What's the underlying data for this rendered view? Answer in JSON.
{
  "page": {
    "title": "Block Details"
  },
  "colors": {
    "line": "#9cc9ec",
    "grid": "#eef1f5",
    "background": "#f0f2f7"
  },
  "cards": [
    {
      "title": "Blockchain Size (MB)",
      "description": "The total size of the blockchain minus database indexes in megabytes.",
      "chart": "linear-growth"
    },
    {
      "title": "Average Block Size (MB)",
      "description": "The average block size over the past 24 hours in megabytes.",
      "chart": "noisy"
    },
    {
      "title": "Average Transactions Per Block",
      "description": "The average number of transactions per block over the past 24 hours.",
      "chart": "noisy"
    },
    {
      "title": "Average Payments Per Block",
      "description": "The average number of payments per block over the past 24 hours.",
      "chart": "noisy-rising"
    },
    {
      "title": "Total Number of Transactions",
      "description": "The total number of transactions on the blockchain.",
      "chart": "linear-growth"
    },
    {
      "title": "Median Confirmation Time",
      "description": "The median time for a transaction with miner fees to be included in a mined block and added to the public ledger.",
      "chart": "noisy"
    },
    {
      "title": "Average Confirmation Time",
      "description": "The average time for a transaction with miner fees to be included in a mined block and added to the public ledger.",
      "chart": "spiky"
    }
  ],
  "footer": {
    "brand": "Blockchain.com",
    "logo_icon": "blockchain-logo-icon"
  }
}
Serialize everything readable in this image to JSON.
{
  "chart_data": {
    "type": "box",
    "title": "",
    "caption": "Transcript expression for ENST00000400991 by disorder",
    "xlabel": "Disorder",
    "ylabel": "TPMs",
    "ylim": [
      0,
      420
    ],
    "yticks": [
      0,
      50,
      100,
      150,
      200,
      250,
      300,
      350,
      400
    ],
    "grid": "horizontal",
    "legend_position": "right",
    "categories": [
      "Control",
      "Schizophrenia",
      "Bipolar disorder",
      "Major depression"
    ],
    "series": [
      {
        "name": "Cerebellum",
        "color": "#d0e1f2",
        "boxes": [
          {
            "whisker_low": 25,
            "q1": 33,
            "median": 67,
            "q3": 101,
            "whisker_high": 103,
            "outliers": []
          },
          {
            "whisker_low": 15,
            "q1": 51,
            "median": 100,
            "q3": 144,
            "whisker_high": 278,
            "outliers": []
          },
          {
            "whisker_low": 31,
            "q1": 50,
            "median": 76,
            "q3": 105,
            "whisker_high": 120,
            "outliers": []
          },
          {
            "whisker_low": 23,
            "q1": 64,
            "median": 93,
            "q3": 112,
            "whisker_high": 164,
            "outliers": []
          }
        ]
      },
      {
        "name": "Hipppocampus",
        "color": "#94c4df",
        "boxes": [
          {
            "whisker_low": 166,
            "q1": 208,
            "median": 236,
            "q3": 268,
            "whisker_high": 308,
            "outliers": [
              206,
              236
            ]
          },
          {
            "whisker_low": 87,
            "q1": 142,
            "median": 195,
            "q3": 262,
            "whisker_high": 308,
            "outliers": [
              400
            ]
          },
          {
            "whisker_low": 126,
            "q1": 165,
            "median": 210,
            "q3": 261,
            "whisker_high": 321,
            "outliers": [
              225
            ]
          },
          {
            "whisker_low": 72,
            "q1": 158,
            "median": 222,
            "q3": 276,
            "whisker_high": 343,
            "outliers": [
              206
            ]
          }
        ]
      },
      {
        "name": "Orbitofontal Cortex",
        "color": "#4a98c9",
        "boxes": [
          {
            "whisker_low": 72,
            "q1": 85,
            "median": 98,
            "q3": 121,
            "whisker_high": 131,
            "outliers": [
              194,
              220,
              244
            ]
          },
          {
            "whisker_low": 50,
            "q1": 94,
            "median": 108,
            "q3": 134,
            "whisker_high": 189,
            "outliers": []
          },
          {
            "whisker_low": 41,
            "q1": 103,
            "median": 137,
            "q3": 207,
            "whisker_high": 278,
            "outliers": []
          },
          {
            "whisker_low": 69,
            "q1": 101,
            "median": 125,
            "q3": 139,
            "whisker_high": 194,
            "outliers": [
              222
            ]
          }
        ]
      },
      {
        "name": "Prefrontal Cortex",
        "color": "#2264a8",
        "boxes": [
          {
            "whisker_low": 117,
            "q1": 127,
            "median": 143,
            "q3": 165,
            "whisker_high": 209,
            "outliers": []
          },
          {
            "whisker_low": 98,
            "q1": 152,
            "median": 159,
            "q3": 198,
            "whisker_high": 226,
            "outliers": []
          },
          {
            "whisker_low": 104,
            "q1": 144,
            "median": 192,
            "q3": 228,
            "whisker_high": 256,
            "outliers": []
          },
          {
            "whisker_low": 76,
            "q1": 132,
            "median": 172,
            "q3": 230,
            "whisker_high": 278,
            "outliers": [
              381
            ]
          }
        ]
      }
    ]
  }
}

※

Written problem
Exactly reproduce the material above.

Problem solution
What's the underlying data for this rendered view? Answer in JSON.
{
  "page": {
    "title": "Block Details"
  },
  "colors": {
    "line": "#9cc9ec",
    "grid": "#eef1f5",
    "background": "#f0f2f7"
  },
  "cards": [
    {
      "title": "Blockchain Size (MB)",
      "description": "The total size of the blockchain minus database indexes in megabytes.",
      "chart": "linear-growth"
    },
    {
      "title": "Average Block Size (MB)",
      "description": "The average block size over the past 24 hours in megabytes.",
      "chart": "noisy"
    },
    {
      "title": "Average Transactions Per Block",
      "description": "The average number of transactions per block over the past 24 hours.",
      "chart": "noisy"
    },
    {
      "title": "Average Payments Per Block",
      "description": "The average number of payments per block over the past 24 hours.",
      "chart": "noisy-rising"
    },
    {
      "title": "Total Number of Transactions",
      "description": "The total number of transactions on the blockchain.",
      "chart": "linear-growth"
    },
    {
      "title": "Median Confirmation Time",
      "description": "The median time for a transaction with miner fees to be included in a mined block and added to the public ledger.",
      "chart": "noisy"
    },
    {
      "title": "Average Confirmation Time",
      "description": "The average time for a transaction with miner fees to be included in a mined block and added to the public ledger.",
      "chart": "spiky"
    }
  ],
  "footer": {
    "brand": "Blockchain.com",
    "logo_icon": "blockchain-logo-icon"
  }
}
Serialize everything readable in this image to JSON.
{
  "chart_data": {
    "type": "box",
    "title": "",
    "caption": "Transcript expression for ENST00000400991 by disorder",
    "xlabel": "Disorder",
    "ylabel": "TPMs",
    "ylim": [
      0,
      420
    ],
    "yticks": [
      0,
      50,
      100,
      150,
      200,
      250,
      300,
      350,
      400
    ],
    "grid": "horizontal",
    "legend_position": "right",
    "categories": [
      "Control",
      "Schizophrenia",
      "Bipolar disorder",
      "Major depression"
    ],
    "series": [
      {
        "name": "Cerebellum",
        "color": "#d0e1f2",
        "boxes": [
          {
            "whisker_low": 25,
            "q1": 33,
            "median": 67,
            "q3": 101,
            "whisker_high": 103,
            "outliers": []
          },
          {
            "whisker_low": 15,
            "q1": 51,
            "median": 100,
            "q3": 144,
            "whisker_high": 278,
            "outliers": []
          },
          {
            "whisker_low": 31,
            "q1": 50,
            "median": 76,
            "q3": 105,
            "whisker_high": 120,
            "outliers": []
          },
          {
            "whisker_low": 23,
            "q1": 64,
            "median": 93,
            "q3": 112,
            "whisker_high": 164,
            "outliers": []
          }
        ]
      },
      {
        "name": "Hipppocampus",
        "color": "#94c4df",
        "boxes": [
          {
            "whisker_low": 166,
            "q1": 208,
            "median": 236,
            "q3": 268,
            "whisker_high": 308,
            "outliers": [
              206,
              236
            ]
          },
          {
            "whisker_low": 87,
            "q1": 142,
            "median": 195,
            "q3": 262,
            "whisker_high": 308,
            "outliers": [
              400
            ]
          },
          {
            "whisker_low": 126,
            "q1": 165,
            "median": 210,
            "q3": 261,
            "whisker_high": 321,
            "outliers": [
              225
            ]
          },
          {
            "whisker_low": 72,
            "q1": 158,
            "median": 222,
            "q3": 276,
            "whisker_high": 343,
            "outliers": [
              206
            ]
          }
        ]
      },
      {
        "name": "Orbitofontal Cortex",
        "color": "#4a98c9",
        "boxes": [
          {
            "whisker_low": 72,
            "q1": 85,
            "median": 98,
            "q3": 121,
            "whisker_high": 131,
            "outliers": [
              194,
              220,
              244
            ]
          },
          {
            "whisker_low": 50,
            "q1": 94,
            "median": 108,
            "q3": 134,
            "whisker_high": 189,
            "outliers": []
          },
          {
            "whisker_low": 41,
            "q1": 103,
            "median": 137,
            "q3": 207,
            "whisker_high": 278,
            "outliers": []
          },
          {
            "whisker_low": 69,
            "q1": 101,
            "median": 125,
            "q3": 139,
            "whisker_high": 194,
            "outliers": [
              222
            ]
          }
        ]
      },
      {
        "name": "Prefrontal Cortex",
        "color": "#2264a8",
        "boxes": [
          {
            "whisker_low": 117,
            "q1": 127,
            "median": 143,
            "q3": 165,
            "whisker_high": 209,
            "outliers": []
          },
          {
            "whisker_low": 98,
            "q1": 152,
            "median": 159,
            "q3": 198,
            "whisker_high": 226,
            "outliers": []
          },
          {
            "whisker_low": 104,
            "q1": 144,
            "median": 192,
            "q3": 228,
            "whisker_high": 256,
            "outliers": []
          },
          {
            "whisker_low": 76,
            "q1": 132,
            "median": 172,
            "q3": 230,
            "whisker_high": 278,
            "outliers": [
              381
            ]
          }
        ]
      }
    ]
  }
}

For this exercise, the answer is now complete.